Work to complete: Every line of the listing must be reproduced as it stands. Leave the images behind.

::: Data shown

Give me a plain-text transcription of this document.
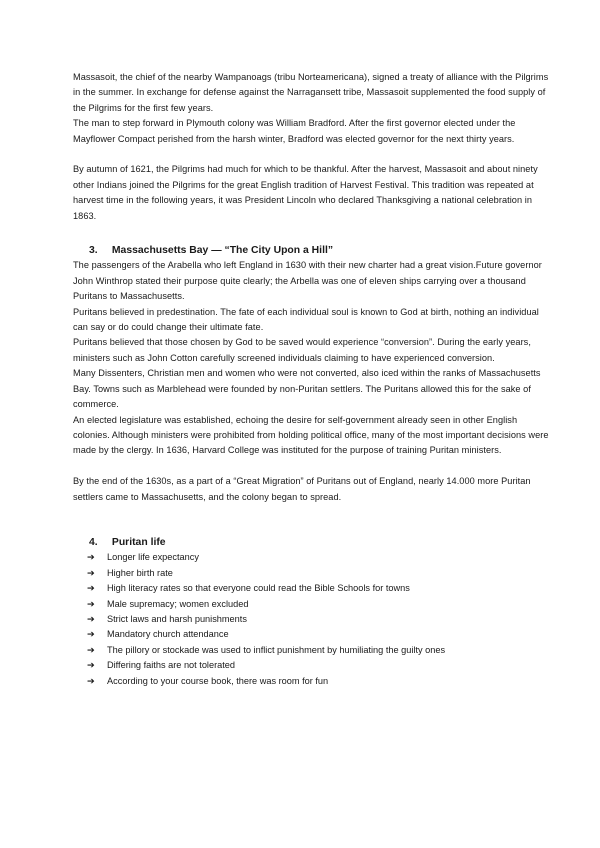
Massasoit, the chief of the nearby Wampanoags (tribu Norteamericana), signed a treaty of alliance with the Pilgrims in the summer. In exchange for defense against the Narragansett tribe, Massasoit supplemented the food supply of the Pilgrims for the first few years.

The man to step forward in Plymouth colony was William Bradford. After the first governor elected under the Mayflower Compact perished from the harsh winter, Bradford was elected governor for the next thirty years.

By autumn of 1621, the Pilgrims had much for which to be thankful. After the harvest, Massasoit and about ninety other Indians joined the Pilgrims for the great English tradition of Harvest Festival. This tradition was repeated at harvest time in the following years, it was President Lincoln who declared Thanksgiving a national celebration in 1863.

3. Massachusetts Bay — “The City Upon a Hill”

The passengers of the Arabella who left England in 1630 with their new charter had a great vision.Future governor John Winthrop stated their purpose quite clearly; the Arbella was one of eleven ships carrying over a thousand Puritans to Massachusetts.

Puritans believed in predestination. The fate of each individual soul is known to God at birth, nothing an individual can say or do could change their ultimate fate.

Puritans believed that those chosen by God to be saved would experience “conversion”. During the early years, ministers such as John Cotton carefully screened individuals claiming to have experienced conversion.

Many Dissenters, Christian men and women who were not converted, also iced within the ranks of Massachusetts Bay. Towns such as Marblehead were founded by non-Puritan settlers. The Puritans allowed this for the sake of commerce.

An elected legislature was established, echoing the desire for self-government already seen in other English colonies. Although ministers were prohibited from holding political office, many of the most important decisions were made by the clergy. In 1636, Harvard College was instituted for the purpose of training Puritan ministers.

By the end of the 1630s, as a part of a “Great Migration” of Puritans out of England, nearly 14.000 more Puritan settlers came to Massachusetts, and the colony began to spread.

4. Puritan life
➔	Longer life expectancy
➔	Higher birth rate
➔	High literacy rates so that everyone could read the Bible Schools for towns
➔	Male supremacy; women excluded
➔	Strict laws and harsh punishments
➔	Mandatory church attendance
➔	The pillory or stockade was used to inflict punishment by humiliating the guilty ones
➔	Differing faiths are not tolerated
➔	According to your course book, there was room for fun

::::::

Exercise output:
Give me a plain-text transcription of this document.
Massasoit, the chief of the nearby Wampanoags (tribu Norteamericana), signed a treaty of alliance with the Pilgrims in the summer. In exchange for defense against the Narragansett tribe, Massasoit supplemented the food supply of the Pilgrims for the first few years.

The man to step forward in Plymouth colony was William Bradford. After the first governor elected under the Mayflower Compact perished from the harsh winter, Bradford was elected governor for the next thirty years.

By autumn of 1621, the Pilgrims had much for which to be thankful. After the harvest, Massasoit and about ninety other Indians joined the Pilgrims for the great English tradition of Harvest Festival. This tradition was repeated at harvest time in the following years, it was President Lincoln who declared Thanksgiving a national celebration in 1863.

3. Massachusetts Bay — “The City Upon a Hill”

The passengers of the Arabella who left England in 1630 with their new charter had a great vision.Future governor John Winthrop stated their purpose quite clearly; the Arbella was one of eleven ships carrying over a thousand Puritans to Massachusetts.

Puritans believed in predestination. The fate of each individual soul is known to God at birth, nothing an individual can say or do could change their ultimate fate.

Puritans believed that those chosen by God to be saved would experience “conversion”. During the early years, ministers such as John Cotton carefully screened individuals claiming to have experienced conversion.

Many Dissenters, Christian men and women who were not converted, also iced within the ranks of Massachusetts Bay. Towns such as Marblehead were founded by non-Puritan settlers. The Puritans allowed this for the sake of commerce.

An elected legislature was established, echoing the desire for self-government already seen in other English colonies. Although ministers were prohibited from holding political office, many of the most important decisions were made by the clergy. In 1636, Harvard College was instituted for the purpose of training Puritan ministers.

By the end of the 1630s, as a part of a “Great Migration” of Puritans out of England, nearly 14.000 more Puritan settlers came to Massachusetts, and the colony began to spread.

4. Puritan life
➔	Longer life expectancy
➔	Higher birth rate
➔	High literacy rates so that everyone could read the Bible Schools for towns
➔	Male supremacy; women excluded
➔	Strict laws and harsh punishments
➔	Mandatory church attendance
➔	The pillory or stockade was used to inflict punishment by humiliating the guilty ones
➔	Differing faiths are not tolerated
➔	According to your course book, there was room for fun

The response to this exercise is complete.